- **Task goal**: For the entries below, how many lines include the word "your"? Give the figure and nothing more.

━━━━━━━━

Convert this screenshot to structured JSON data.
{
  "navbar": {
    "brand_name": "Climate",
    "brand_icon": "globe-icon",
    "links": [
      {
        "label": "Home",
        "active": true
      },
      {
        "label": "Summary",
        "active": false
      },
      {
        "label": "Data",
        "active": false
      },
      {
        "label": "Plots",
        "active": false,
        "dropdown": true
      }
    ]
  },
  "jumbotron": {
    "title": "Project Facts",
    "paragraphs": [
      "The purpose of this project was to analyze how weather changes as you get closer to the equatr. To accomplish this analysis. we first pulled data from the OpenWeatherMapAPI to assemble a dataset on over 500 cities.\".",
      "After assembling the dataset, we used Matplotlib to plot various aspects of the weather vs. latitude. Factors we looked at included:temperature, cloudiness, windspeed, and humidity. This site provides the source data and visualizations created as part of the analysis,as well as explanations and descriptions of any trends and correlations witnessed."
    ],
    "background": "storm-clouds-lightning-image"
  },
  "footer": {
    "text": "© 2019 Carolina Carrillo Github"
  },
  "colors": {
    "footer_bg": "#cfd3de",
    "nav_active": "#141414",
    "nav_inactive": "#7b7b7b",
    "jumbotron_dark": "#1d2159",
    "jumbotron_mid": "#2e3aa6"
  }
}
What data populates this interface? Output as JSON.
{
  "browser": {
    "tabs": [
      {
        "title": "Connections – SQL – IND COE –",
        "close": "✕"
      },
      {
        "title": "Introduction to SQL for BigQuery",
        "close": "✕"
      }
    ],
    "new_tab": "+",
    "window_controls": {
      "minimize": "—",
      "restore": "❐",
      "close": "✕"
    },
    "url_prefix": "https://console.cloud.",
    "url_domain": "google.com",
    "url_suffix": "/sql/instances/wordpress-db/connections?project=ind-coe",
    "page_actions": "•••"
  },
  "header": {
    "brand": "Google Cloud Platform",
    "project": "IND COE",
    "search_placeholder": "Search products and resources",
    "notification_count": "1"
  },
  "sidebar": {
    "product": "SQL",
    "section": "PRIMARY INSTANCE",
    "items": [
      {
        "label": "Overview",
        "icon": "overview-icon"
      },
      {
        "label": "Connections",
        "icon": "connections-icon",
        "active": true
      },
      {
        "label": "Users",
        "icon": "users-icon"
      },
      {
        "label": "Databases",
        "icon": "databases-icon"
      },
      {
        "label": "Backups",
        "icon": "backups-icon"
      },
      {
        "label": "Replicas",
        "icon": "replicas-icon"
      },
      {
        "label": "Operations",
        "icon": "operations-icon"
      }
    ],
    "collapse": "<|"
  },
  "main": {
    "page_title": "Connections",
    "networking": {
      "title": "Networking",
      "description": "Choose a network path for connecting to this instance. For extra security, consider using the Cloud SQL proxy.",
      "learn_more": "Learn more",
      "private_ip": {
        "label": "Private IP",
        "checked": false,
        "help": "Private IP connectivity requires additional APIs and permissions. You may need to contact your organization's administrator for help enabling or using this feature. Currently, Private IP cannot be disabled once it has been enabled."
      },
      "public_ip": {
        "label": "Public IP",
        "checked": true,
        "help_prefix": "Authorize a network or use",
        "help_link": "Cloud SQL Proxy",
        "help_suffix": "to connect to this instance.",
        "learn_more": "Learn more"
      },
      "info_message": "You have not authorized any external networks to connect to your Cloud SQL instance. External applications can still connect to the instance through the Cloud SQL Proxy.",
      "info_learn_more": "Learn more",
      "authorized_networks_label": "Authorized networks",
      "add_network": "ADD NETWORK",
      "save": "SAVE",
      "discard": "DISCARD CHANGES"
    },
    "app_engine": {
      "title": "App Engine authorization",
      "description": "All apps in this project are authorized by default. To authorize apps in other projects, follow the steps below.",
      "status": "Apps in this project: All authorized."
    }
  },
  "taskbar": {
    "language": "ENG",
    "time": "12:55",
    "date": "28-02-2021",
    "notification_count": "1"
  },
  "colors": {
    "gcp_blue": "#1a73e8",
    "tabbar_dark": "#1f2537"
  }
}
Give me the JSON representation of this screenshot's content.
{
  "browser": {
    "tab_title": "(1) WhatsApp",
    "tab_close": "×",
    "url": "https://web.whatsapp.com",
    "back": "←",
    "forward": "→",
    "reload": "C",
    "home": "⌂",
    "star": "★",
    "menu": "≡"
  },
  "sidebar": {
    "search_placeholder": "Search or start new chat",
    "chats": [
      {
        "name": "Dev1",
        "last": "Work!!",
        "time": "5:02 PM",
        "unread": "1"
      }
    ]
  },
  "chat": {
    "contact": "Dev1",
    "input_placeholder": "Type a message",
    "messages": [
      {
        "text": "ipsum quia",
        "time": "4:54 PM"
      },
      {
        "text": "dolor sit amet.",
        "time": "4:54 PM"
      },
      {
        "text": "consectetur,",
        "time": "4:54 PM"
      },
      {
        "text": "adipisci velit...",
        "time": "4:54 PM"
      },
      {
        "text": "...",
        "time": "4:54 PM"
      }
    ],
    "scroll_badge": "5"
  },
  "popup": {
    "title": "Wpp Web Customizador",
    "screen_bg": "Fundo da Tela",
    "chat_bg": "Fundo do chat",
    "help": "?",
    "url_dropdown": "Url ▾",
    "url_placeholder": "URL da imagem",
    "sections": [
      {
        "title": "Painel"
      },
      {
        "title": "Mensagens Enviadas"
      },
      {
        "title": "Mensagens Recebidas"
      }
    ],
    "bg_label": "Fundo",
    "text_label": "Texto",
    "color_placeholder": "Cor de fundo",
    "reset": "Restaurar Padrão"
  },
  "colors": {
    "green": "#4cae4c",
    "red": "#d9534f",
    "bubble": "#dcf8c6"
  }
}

━━━━━━━━

- **Solution for this problem**: 2